> **AIM OF THE TASK**
Echo the listing below verbatim, from its first line down to and including the line that contains "table-row (532, 1251, 766, 1274)".

---- RECORDS FOR THIS EXERCISE

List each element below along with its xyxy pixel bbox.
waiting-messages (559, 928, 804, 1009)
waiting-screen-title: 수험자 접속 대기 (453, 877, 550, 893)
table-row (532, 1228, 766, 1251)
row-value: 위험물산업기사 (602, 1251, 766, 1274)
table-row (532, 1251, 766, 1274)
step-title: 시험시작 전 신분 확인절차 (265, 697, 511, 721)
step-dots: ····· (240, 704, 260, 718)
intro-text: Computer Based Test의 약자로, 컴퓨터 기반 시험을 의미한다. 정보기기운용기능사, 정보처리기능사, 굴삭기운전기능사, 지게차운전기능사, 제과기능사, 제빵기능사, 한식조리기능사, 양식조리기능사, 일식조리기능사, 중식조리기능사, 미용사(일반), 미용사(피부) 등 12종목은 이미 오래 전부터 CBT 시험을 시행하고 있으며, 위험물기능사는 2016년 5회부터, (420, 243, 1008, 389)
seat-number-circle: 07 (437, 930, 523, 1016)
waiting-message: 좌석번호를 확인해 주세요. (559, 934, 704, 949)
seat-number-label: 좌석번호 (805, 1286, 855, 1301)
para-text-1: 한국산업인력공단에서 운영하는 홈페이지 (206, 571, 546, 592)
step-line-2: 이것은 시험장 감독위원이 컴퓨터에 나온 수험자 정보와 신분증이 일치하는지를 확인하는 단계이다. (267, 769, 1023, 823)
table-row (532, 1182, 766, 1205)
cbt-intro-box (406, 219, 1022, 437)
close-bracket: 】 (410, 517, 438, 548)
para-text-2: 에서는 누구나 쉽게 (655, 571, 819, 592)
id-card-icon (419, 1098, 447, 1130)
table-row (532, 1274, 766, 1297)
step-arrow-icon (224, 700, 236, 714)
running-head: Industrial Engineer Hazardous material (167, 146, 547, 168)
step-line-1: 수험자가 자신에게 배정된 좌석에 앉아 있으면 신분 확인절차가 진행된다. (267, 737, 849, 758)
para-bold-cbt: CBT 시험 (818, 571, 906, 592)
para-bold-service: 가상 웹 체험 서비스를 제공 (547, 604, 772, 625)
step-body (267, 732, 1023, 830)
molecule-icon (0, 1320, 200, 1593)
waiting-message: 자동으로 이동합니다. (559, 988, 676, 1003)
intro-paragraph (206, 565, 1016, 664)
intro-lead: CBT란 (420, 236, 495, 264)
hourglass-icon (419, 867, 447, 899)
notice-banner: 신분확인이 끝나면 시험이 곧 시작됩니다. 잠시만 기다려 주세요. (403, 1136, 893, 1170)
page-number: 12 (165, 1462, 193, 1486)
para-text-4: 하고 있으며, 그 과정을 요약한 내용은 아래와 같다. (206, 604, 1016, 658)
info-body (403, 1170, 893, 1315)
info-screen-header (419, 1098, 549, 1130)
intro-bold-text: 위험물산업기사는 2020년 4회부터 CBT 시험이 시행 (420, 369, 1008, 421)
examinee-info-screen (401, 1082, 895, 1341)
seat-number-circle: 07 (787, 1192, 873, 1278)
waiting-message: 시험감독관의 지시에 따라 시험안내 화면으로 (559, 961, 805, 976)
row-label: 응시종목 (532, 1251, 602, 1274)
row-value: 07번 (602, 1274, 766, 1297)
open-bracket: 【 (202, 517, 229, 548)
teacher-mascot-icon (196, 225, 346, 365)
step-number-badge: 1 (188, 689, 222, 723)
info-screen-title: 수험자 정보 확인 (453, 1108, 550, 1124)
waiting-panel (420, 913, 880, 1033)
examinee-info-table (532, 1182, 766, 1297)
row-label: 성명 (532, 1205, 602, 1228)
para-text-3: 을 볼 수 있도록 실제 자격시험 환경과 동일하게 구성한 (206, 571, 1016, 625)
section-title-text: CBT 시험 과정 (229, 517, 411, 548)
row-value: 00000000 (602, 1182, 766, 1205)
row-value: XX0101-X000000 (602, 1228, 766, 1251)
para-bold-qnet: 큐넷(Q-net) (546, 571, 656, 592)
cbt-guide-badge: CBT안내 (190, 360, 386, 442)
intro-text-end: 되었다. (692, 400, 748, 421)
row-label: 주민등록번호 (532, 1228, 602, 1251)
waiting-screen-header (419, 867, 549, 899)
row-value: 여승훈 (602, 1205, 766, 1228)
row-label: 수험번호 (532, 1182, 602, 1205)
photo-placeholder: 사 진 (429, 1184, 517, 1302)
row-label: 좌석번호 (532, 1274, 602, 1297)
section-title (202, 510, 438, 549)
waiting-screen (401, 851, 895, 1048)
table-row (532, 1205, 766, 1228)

--------

> **RESULT FOR THIS TASK**
List each element below along with its xyxy pixel bbox.
waiting-messages (559, 928, 804, 1009)
waiting-screen-title: 수험자 접속 대기 (453, 877, 550, 893)
table-row (532, 1228, 766, 1251)
row-value: 위험물산업기사 (602, 1251, 766, 1274)
table-row (532, 1251, 766, 1274)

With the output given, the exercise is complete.